The records that follow are to be repeated without alteration.

______________________________

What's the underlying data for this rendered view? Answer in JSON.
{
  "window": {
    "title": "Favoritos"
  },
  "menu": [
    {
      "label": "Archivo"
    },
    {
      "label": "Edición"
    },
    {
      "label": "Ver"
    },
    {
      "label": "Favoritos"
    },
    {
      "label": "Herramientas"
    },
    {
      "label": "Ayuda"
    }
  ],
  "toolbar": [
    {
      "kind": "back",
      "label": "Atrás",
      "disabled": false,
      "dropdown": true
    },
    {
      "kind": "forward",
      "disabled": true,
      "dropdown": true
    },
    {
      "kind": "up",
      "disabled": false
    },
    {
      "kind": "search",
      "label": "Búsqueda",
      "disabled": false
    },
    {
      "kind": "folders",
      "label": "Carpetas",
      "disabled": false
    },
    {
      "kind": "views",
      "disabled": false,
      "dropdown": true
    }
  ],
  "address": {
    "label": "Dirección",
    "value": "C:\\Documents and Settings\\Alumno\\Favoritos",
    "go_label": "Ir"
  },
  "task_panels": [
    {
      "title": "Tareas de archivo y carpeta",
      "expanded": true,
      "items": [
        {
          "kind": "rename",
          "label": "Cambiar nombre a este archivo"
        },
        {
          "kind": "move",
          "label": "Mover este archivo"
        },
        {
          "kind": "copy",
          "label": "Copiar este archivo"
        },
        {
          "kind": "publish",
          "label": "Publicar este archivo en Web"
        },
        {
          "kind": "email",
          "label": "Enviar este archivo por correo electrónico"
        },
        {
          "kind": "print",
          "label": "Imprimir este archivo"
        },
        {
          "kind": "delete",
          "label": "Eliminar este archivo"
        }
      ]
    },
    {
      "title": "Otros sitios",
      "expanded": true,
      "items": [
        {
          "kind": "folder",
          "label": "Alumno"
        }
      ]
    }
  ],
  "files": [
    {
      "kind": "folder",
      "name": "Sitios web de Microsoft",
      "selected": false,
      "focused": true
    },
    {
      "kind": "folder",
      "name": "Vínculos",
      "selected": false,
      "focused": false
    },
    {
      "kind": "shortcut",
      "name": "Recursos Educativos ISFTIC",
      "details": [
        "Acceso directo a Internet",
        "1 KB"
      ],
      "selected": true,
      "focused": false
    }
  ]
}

______________________________

(Answer for this exercise)
What's the underlying data for this rendered view? Answer in JSON.
{
  "window": {
    "title": "Favoritos"
  },
  "menu": [
    {
      "label": "Archivo"
    },
    {
      "label": "Edición"
    },
    {
      "label": "Ver"
    },
    {
      "label": "Favoritos"
    },
    {
      "label": "Herramientas"
    },
    {
      "label": "Ayuda"
    }
  ],
  "toolbar": [
    {
      "kind": "back",
      "label": "Atrás",
      "disabled": false,
      "dropdown": true
    },
    {
      "kind": "forward",
      "disabled": true,
      "dropdown": true
    },
    {
      "kind": "up",
      "disabled": false
    },
    {
      "kind": "search",
      "label": "Búsqueda",
      "disabled": false
    },
    {
      "kind": "folders",
      "label": "Carpetas",
      "disabled": false
    },
    {
      "kind": "views",
      "disabled": false,
      "dropdown": true
    }
  ],
  "address": {
    "label": "Dirección",
    "value": "C:\\Documents and Settings\\Alumno\\Favoritos",
    "go_label": "Ir"
  },
  "task_panels": [
    {
      "title": "Tareas de archivo y carpeta",
      "expanded": true,
      "items": [
        {
          "kind": "rename",
          "label": "Cambiar nombre a este archivo"
        },
        {
          "kind": "move",
          "label": "Mover este archivo"
        },
        {
          "kind": "copy",
          "label": "Copiar este archivo"
        },
        {
          "kind": "publish",
          "label": "Publicar este archivo en Web"
        },
        {
          "kind": "email",
          "label": "Enviar este archivo por correo electrónico"
        },
        {
          "kind": "print",
          "label": "Imprimir este archivo"
        },
        {
          "kind": "delete",
          "label": "Eliminar este archivo"
        }
      ]
    },
    {
      "title": "Otros sitios",
      "expanded": true,
      "items": [
        {
          "kind": "folder",
          "label": "Alumno"
        }
      ]
    }
  ],
  "files": [
    {
      "kind": "folder",
      "name": "Sitios web de Microsoft",
      "selected": false,
      "focused": true
    },
    {
      "kind": "folder",
      "name": "Vínculos",
      "selected": false,
      "focused": false
    },
    {
      "kind": "shortcut",
      "name": "Recursos Educativos ISFTIC",
      "details": [
        "Acceso directo a Internet",
        "1 KB"
      ],
      "selected": true,
      "focused": false
    }
  ]
}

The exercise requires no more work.